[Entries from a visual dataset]
* begin *

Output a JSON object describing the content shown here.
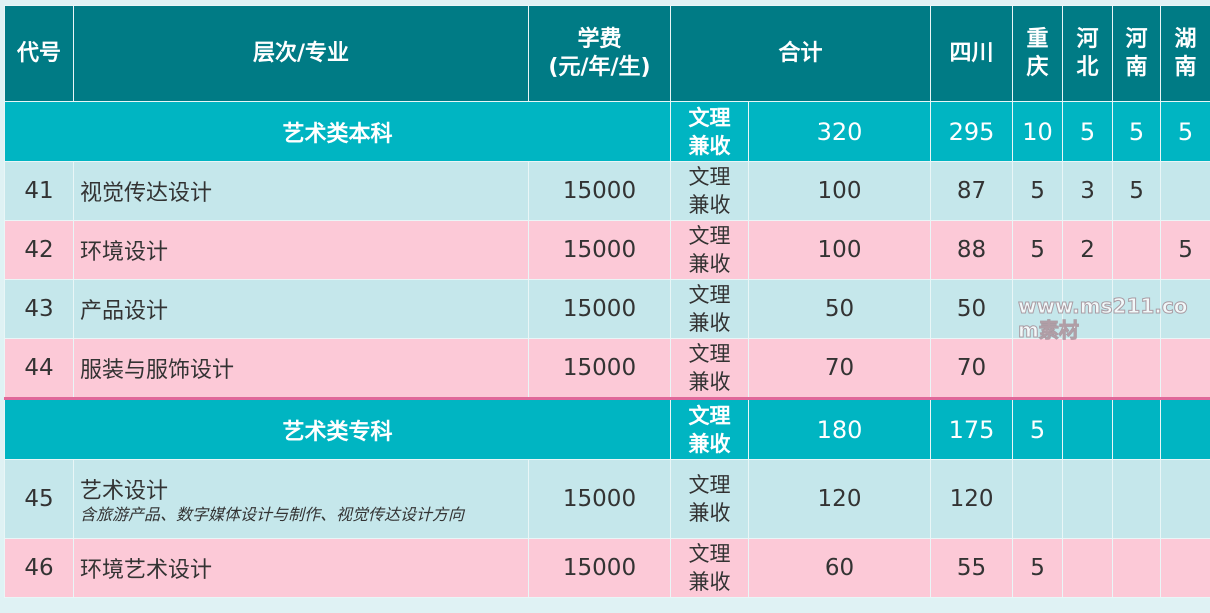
{
  "colors": {
    "header": "#007b85",
    "group": "#00b5c2",
    "row_light": "#c5e7eb",
    "row_pink": "#fcc9d7"
  },
  "headers": [
    "代号",
    "层次/专业",
    "学费\n(元/年/生)",
    "合计",
    "四川",
    "重庆",
    "河北",
    "河南",
    "湖南"
  ],
  "groups": [
    {
      "label": "艺术类本科",
      "type": "文理兼收",
      "total": "320",
      "sichuan": "295",
      "chongqing": "10",
      "hebei": "5",
      "henan": "5",
      "hunan": "5",
      "rows": [
        {
          "code": "41",
          "name": "视觉传达设计",
          "sub": "",
          "fee": "15000",
          "type": "文理兼收",
          "total": "100",
          "sichuan": "87",
          "chongqing": "5",
          "hebei": "3",
          "henan": "5",
          "hunan": ""
        },
        {
          "code": "42",
          "name": "环境设计",
          "sub": "",
          "fee": "15000",
          "type": "文理兼收",
          "total": "100",
          "sichuan": "88",
          "chongqing": "5",
          "hebei": "2",
          "henan": "",
          "hunan": "5"
        },
        {
          "code": "43",
          "name": "产品设计",
          "sub": "",
          "fee": "15000",
          "type": "文理兼收",
          "total": "50",
          "sichuan": "50",
          "chongqing": "",
          "hebei": "",
          "henan": "",
          "hunan": ""
        },
        {
          "code": "44",
          "name": "服装与服饰设计",
          "sub": "",
          "fee": "15000",
          "type": "文理兼收",
          "total": "70",
          "sichuan": "70",
          "chongqing": "",
          "hebei": "",
          "henan": "",
          "hunan": ""
        }
      ]
    },
    {
      "label": "艺术类专科",
      "type": "文理兼收",
      "total": "180",
      "sichuan": "175",
      "chongqing": "5",
      "hebei": "",
      "henan": "",
      "hunan": "",
      "rows": [
        {
          "code": "45",
          "name": "艺术设计",
          "sub": "含旅游产品、数字媒体设计与制作、视觉传达设计方向",
          "fee": "15000",
          "type": "文理兼收",
          "total": "120",
          "sichuan": "120",
          "chongqing": "",
          "hebei": "",
          "henan": "",
          "hunan": ""
        },
        {
          "code": "46",
          "name": "环境艺术设计",
          "sub": "",
          "fee": "15000",
          "type": "文理兼收",
          "total": "60",
          "sichuan": "55",
          "chongqing": "5",
          "hebei": "",
          "henan": "",
          "hunan": ""
        }
      ]
    }
  ],
  "watermark": "www.ms211.com素材"
}
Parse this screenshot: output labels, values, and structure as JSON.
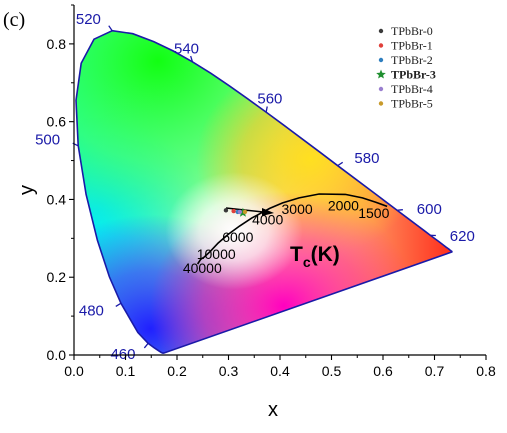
{
  "panel_label": "(c)",
  "chart_data": {
    "type": "scatter",
    "xlabel": "x",
    "ylabel": "y",
    "xlim": [
      0.0,
      0.8
    ],
    "ylim": [
      0.0,
      0.9
    ],
    "xticks": [
      "0.0",
      "0.1",
      "0.2",
      "0.3",
      "0.4",
      "0.5",
      "0.6",
      "0.7",
      "0.8"
    ],
    "yticks": [
      "0.0",
      "0.2",
      "0.4",
      "0.6",
      "0.8"
    ],
    "grid": false,
    "legend_position": "top-right",
    "spectral_locus_labels": [
      {
        "label": "460",
        "x": 0.144,
        "y": 0.03
      },
      {
        "label": "480",
        "x": 0.091,
        "y": 0.133
      },
      {
        "label": "500",
        "x": 0.008,
        "y": 0.538
      },
      {
        "label": "520",
        "x": 0.074,
        "y": 0.834
      },
      {
        "label": "540",
        "x": 0.23,
        "y": 0.754
      },
      {
        "label": "560",
        "x": 0.373,
        "y": 0.624
      },
      {
        "label": "580",
        "x": 0.512,
        "y": 0.487
      },
      {
        "label": "600",
        "x": 0.627,
        "y": 0.372
      },
      {
        "label": "620",
        "x": 0.691,
        "y": 0.308
      }
    ],
    "planckian_locus_labels": [
      {
        "label": "1500",
        "x": 0.586,
        "y": 0.393
      },
      {
        "label": "2000",
        "x": 0.527,
        "y": 0.413
      },
      {
        "label": "3000",
        "x": 0.437,
        "y": 0.404
      },
      {
        "label": "4000",
        "x": 0.38,
        "y": 0.377
      },
      {
        "label": "6000",
        "x": 0.322,
        "y": 0.332
      },
      {
        "label": "10000",
        "x": 0.28,
        "y": 0.288
      },
      {
        "label": "40000",
        "x": 0.253,
        "y": 0.252
      }
    ],
    "tc_label": {
      "main": "T",
      "sub": "c",
      "tail": "(K)"
    },
    "series": [
      {
        "name": "TPbBr-0",
        "x": 0.295,
        "y": 0.372,
        "color": "#3a3a3a",
        "marker": "circle"
      },
      {
        "name": "TPbBr-1",
        "x": 0.31,
        "y": 0.37,
        "color": "#e0403a",
        "marker": "circle"
      },
      {
        "name": "TPbBr-2",
        "x": 0.318,
        "y": 0.368,
        "color": "#2f7fbf",
        "marker": "circle"
      },
      {
        "name": "TPbBr-3",
        "x": 0.328,
        "y": 0.366,
        "color": "#1f8f2f",
        "marker": "star",
        "bold": true
      },
      {
        "name": "TPbBr-4",
        "x": 0.322,
        "y": 0.368,
        "color": "#9a7fcf",
        "marker": "circle"
      },
      {
        "name": "TPbBr-5",
        "x": 0.332,
        "y": 0.368,
        "color": "#c89a2a",
        "marker": "circle"
      }
    ]
  }
}
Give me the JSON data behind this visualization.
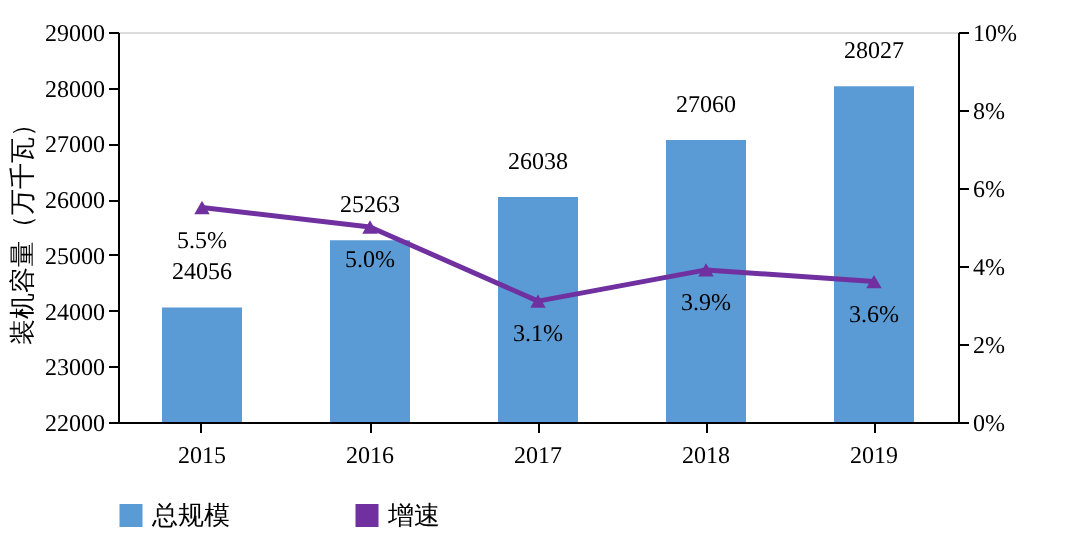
{
  "chart_data": {
    "type": "bar",
    "ylabel": "装机容量（万千瓦）",
    "categories": [
      "2015",
      "2016",
      "2017",
      "2018",
      "2019"
    ],
    "series": [
      {
        "name": "总规模",
        "color": "#5b9bd5",
        "values": [
          24056,
          25263,
          26038,
          27060,
          28027
        ],
        "value_labels": [
          "24056",
          "25263",
          "26038",
          "27060",
          "28027"
        ]
      },
      {
        "name": "增速",
        "type": "line",
        "axis": "y2",
        "color": "#7030a0",
        "marker": "triangle",
        "values": [
          5.5,
          5.0,
          3.1,
          3.9,
          3.6
        ],
        "value_labels": [
          "5.5%",
          "5.0%",
          "3.1%",
          "3.9%",
          "3.6%"
        ]
      }
    ],
    "ylim": [
      22000,
      29000
    ],
    "yticks": [
      22000,
      23000,
      24000,
      25000,
      26000,
      27000,
      28000,
      29000
    ],
    "y2lim": [
      0,
      10
    ],
    "y2ticks": [
      {
        "value": 0,
        "label": "0%"
      },
      {
        "value": 2,
        "label": "2%"
      },
      {
        "value": 4,
        "label": "4%"
      },
      {
        "value": 6,
        "label": "6%"
      },
      {
        "value": 8,
        "label": "8%"
      },
      {
        "value": 10,
        "label": "10%"
      }
    ],
    "grid": false,
    "legend": "bottom"
  }
}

* end *

Write out the full set of lines verbatim, without the pictures.

Output a JSON object describing the content shown here.
{
  "colors": {
    "header": "#007b85",
    "group": "#00b5c2",
    "row_light": "#c5e7eb",
    "row_pink": "#fcc9d7"
  },
  "headers": [
    "代号",
    "层次/专业",
    "学费\n(元/年/生)",
    "合计",
    "四川",
    "重庆",
    "河北",
    "河南",
    "湖南"
  ],
  "groups": [
    {
      "label": "艺术类本科",
      "type": "文理兼收",
      "total": "320",
      "sichuan": "295",
      "chongqing": "10",
      "hebei": "5",
      "henan": "5",
      "hunan": "5",
      "rows": [
        {
          "code": "41",
          "name": "视觉传达设计",
          "sub": "",
          "fee": "15000",
          "type": "文理兼收",
          "total": "100",
          "sichuan": "87",
          "chongqing": "5",
          "hebei": "3",
          "henan": "5",
          "hunan": ""
        },
        {
          "code": "42",
          "name": "环境设计",
          "sub": "",
          "fee": "15000",
          "type": "文理兼收",
          "total": "100",
          "sichuan": "88",
          "chongqing": "5",
          "hebei": "2",
          "henan": "",
          "hunan": "5"
        },
        {
          "code": "43",
          "name": "产品设计",
          "sub": "",
          "fee": "15000",
          "type": "文理兼收",
          "total": "50",
          "sichuan": "50",
          "chongqing": "",
          "hebei": "",
          "henan": "",
          "hunan": ""
        },
        {
          "code": "44",
          "name": "服装与服饰设计",
          "sub": "",
          "fee": "15000",
          "type": "文理兼收",
          "total": "70",
          "sichuan": "70",
          "chongqing": "",
          "hebei": "",
          "henan": "",
          "hunan": ""
        }
      ]
    },
    {
      "label": "艺术类专科",
      "type": "文理兼收",
      "total": "180",
      "sichuan": "175",
      "chongqing": "5",
      "hebei": "",
      "henan": "",
      "hunan": "",
      "rows": [
        {
          "code": "45",
          "name": "艺术设计",
          "sub": "含旅游产品、数字媒体设计与制作、视觉传达设计方向",
          "fee": "15000",
          "type": "文理兼收",
          "total": "120",
          "sichuan": "120",
          "chongqing": "",
          "hebei": "",
          "henan": "",
          "hunan": ""
        },
        {
          "code": "46",
          "name": "环境艺术设计",
          "sub": "",
          "fee": "15000",
          "type": "文理兼收",
          "total": "60",
          "sichuan": "55",
          "chongqing": "5",
          "hebei": "",
          "henan": "",
          "hunan": ""
        }
      ]
    }
  ],
  "watermark": "www.ms211.com素材"
}
Parse this screenshot: output labels, values, and structure as JSON.
{
  "panel_label": "(c)",
  "chart_data": {
    "type": "scatter",
    "xlabel": "x",
    "ylabel": "y",
    "xlim": [
      0.0,
      0.8
    ],
    "ylim": [
      0.0,
      0.9
    ],
    "xticks": [
      "0.0",
      "0.1",
      "0.2",
      "0.3",
      "0.4",
      "0.5",
      "0.6",
      "0.7",
      "0.8"
    ],
    "yticks": [
      "0.0",
      "0.2",
      "0.4",
      "0.6",
      "0.8"
    ],
    "grid": false,
    "legend_position": "top-right",
    "spectral_locus_labels": [
      {
        "label": "460",
        "x": 0.144,
        "y": 0.03
      },
      {
        "label": "480",
        "x": 0.091,
        "y": 0.133
      },
      {
        "label": "500",
        "x": 0.008,
        "y": 0.538
      },
      {
        "label": "520",
        "x": 0.074,
        "y": 0.834
      },
      {
        "label": "540",
        "x": 0.23,
        "y": 0.754
      },
      {
        "label": "560",
        "x": 0.373,
        "y": 0.624
      },
      {
        "label": "580",
        "x": 0.512,
        "y": 0.487
      },
      {
        "label": "600",
        "x": 0.627,
        "y": 0.372
      },
      {
        "label": "620",
        "x": 0.691,
        "y": 0.308
      }
    ],
    "planckian_locus_labels": [
      {
        "label": "1500",
        "x": 0.586,
        "y": 0.393
      },
      {
        "label": "2000",
        "x": 0.527,
        "y": 0.413
      },
      {
        "label": "3000",
        "x": 0.437,
        "y": 0.404
      },
      {
        "label": "4000",
        "x": 0.38,
        "y": 0.377
      },
      {
        "label": "6000",
        "x": 0.322,
        "y": 0.332
      },
      {
        "label": "10000",
        "x": 0.28,
        "y": 0.288
      },
      {
        "label": "40000",
        "x": 0.253,
        "y": 0.252
      }
    ],
    "tc_label": {
      "main": "T",
      "sub": "c",
      "tail": "(K)"
    },
    "series": [
      {
        "name": "TPbBr-0",
        "x": 0.295,
        "y": 0.372,
        "color": "#3a3a3a",
        "marker": "circle"
      },
      {
        "name": "TPbBr-1",
        "x": 0.31,
        "y": 0.37,
        "color": "#e0403a",
        "marker": "circle"
      },
      {
        "name": "TPbBr-2",
        "x": 0.318,
        "y": 0.368,
        "color": "#2f7fbf",
        "marker": "circle"
      },
      {
        "name": "TPbBr-3",
        "x": 0.328,
        "y": 0.366,
        "color": "#1f8f2f",
        "marker": "star",
        "bold": true
      },
      {
        "name": "TPbBr-4",
        "x": 0.322,
        "y": 0.368,
        "color": "#9a7fcf",
        "marker": "circle"
      },
      {
        "name": "TPbBr-5",
        "x": 0.332,
        "y": 0.368,
        "color": "#c89a2a",
        "marker": "circle"
      }
    ]
  }
}
Give me the JSON data behind this visualization.
{
  "chart_data": {
    "type": "bar",
    "ylabel": "装机容量（万千瓦）",
    "categories": [
      "2015",
      "2016",
      "2017",
      "2018",
      "2019"
    ],
    "series": [
      {
        "name": "总规模",
        "color": "#5b9bd5",
        "values": [
          24056,
          25263,
          26038,
          27060,
          28027
        ],
        "value_labels": [
          "24056",
          "25263",
          "26038",
          "27060",
          "28027"
        ]
      },
      {
        "name": "增速",
        "type": "line",
        "axis": "y2",
        "color": "#7030a0",
        "marker": "triangle",
        "values": [
          5.5,
          5.0,
          3.1,
          3.9,
          3.6
        ],
        "value_labels": [
          "5.5%",
          "5.0%",
          "3.1%",
          "3.9%",
          "3.6%"
        ]
      }
    ],
    "ylim": [
      22000,
      29000
    ],
    "yticks": [
      22000,
      23000,
      24000,
      25000,
      26000,
      27000,
      28000,
      29000
    ],
    "y2lim": [
      0,
      10
    ],
    "y2ticks": [
      {
        "value": 0,
        "label": "0%"
      },
      {
        "value": 2,
        "label": "2%"
      },
      {
        "value": 4,
        "label": "4%"
      },
      {
        "value": 6,
        "label": "6%"
      },
      {
        "value": 8,
        "label": "8%"
      },
      {
        "value": 10,
        "label": "10%"
      }
    ],
    "grid": false,
    "legend": "bottom"
  }
}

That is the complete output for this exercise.